Entries with figure data »
━━━━━━━━━━━━━━━━━━━━━━━━━━━━━━
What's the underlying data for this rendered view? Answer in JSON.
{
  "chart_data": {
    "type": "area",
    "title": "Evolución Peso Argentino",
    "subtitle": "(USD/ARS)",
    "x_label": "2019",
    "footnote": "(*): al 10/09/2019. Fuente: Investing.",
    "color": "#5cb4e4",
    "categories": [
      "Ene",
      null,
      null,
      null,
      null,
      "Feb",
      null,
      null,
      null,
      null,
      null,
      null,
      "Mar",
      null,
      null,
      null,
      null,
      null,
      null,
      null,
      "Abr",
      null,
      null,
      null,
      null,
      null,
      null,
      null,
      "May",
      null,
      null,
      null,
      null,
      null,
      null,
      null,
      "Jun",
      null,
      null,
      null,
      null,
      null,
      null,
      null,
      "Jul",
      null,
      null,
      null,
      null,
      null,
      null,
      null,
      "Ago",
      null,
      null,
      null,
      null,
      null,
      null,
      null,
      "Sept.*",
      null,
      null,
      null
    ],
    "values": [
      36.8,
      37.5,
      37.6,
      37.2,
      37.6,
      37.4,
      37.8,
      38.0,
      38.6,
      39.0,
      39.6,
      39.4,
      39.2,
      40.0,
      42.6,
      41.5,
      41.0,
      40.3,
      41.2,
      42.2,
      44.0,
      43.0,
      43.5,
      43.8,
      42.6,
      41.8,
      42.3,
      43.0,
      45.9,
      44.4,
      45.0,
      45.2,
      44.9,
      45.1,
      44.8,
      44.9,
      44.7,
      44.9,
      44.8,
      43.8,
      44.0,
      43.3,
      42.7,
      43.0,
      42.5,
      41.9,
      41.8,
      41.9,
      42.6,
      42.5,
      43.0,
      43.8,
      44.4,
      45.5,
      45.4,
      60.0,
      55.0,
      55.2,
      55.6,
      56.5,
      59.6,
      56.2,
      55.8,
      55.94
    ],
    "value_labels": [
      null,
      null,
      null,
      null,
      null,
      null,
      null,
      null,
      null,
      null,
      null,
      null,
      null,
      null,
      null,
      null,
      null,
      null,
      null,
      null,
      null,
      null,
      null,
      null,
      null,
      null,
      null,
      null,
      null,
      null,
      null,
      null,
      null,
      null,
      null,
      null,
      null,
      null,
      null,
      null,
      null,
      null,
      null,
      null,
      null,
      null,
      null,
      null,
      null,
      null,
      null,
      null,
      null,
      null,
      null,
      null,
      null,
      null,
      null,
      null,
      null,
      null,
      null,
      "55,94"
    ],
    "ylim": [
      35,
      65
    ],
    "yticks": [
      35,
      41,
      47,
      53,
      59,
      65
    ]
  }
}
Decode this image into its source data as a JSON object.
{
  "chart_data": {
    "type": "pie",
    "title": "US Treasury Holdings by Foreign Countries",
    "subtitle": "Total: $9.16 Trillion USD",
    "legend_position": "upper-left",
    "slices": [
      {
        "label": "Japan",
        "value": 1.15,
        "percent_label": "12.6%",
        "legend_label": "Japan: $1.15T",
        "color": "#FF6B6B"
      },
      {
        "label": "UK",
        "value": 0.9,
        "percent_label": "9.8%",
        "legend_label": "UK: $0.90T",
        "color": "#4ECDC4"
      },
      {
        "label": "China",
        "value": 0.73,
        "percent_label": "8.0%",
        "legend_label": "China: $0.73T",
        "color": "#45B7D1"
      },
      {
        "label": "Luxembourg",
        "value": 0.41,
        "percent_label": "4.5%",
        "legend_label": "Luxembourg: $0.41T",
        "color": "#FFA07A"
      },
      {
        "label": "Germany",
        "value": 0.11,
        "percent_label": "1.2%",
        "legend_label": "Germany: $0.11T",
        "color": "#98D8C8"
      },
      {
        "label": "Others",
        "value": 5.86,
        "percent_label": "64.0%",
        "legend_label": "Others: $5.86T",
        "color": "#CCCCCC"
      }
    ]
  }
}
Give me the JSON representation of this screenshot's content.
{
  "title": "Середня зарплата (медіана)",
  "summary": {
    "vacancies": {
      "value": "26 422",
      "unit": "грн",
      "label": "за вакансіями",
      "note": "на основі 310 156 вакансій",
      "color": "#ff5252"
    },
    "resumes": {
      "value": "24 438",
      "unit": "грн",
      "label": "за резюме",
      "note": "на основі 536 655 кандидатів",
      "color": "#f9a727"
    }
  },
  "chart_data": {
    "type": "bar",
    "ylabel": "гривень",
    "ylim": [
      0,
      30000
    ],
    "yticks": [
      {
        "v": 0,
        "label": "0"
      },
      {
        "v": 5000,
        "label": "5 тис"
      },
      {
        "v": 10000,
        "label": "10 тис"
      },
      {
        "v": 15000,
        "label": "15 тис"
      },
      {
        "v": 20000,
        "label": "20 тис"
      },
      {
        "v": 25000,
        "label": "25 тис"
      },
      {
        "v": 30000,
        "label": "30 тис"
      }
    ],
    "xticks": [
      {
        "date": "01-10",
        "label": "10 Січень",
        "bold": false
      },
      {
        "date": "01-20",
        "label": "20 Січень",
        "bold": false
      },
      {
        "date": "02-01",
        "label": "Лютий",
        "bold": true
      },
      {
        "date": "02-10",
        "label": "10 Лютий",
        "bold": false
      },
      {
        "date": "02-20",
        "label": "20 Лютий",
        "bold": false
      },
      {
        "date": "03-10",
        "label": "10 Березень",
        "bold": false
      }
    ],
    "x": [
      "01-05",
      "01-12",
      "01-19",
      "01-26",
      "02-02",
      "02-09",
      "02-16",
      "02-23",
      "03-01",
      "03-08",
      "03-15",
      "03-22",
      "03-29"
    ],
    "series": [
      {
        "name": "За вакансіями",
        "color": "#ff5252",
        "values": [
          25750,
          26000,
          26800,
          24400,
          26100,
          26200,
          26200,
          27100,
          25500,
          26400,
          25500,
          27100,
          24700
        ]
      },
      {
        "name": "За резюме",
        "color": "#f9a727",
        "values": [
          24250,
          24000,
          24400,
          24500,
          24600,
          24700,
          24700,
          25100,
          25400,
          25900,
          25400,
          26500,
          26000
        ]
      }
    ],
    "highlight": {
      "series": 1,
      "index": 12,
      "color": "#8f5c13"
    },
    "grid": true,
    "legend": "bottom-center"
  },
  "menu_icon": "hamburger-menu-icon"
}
━━━━━━━━━━━━━━━━━━━━━━━━━━━━━━
YOUR INSTRUCTIONS »
Pull out every line containing "Others".

WRITTEN ANSWER »
        "label": "Others",
        "legend_label": "Others: $5.86T",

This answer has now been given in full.